[Begin]
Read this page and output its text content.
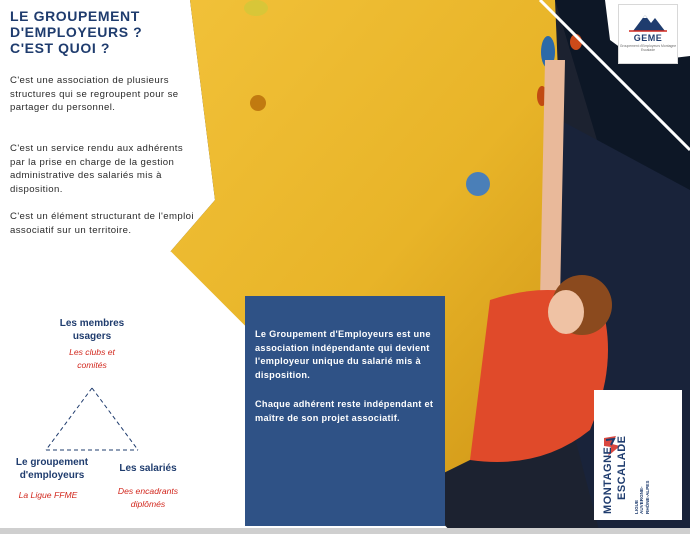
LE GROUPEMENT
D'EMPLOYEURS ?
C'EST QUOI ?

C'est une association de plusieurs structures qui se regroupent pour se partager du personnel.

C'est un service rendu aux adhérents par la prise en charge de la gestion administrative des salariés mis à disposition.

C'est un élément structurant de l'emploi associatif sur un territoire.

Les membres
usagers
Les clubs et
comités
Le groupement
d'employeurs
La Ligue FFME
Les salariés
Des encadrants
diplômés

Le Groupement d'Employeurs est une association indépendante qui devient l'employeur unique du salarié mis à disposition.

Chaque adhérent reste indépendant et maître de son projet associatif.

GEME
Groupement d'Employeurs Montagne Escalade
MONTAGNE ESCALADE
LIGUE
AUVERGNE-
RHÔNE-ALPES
[End]
DIRECTION: Quote every record above exactly, leaving out the pictures.

RESULT BELOW:
Read this page and output its text content.
LE GROUPEMENT
D'EMPLOYEURS ?
C'EST QUOI ?

C'est une association de plusieurs structures qui se regroupent pour se partager du personnel.

C'est un service rendu aux adhérents par la prise en charge de la gestion administrative des salariés mis à disposition.

C'est un élément structurant de l'emploi associatif sur un territoire.

Les membres
usagers
Les clubs et
comités
Le groupement
d'employeurs
La Ligue FFME
Les salariés
Des encadrants
diplômés

Le Groupement d'Employeurs est une association indépendante qui devient l'employeur unique du salarié mis à disposition.

Chaque adhérent reste indépendant et maître de son projet associatif.

GEME
Groupement d'Employeurs Montagne Escalade
MONTAGNE ESCALADE
LIGUE
AUVERGNE-
RHÔNE-ALPES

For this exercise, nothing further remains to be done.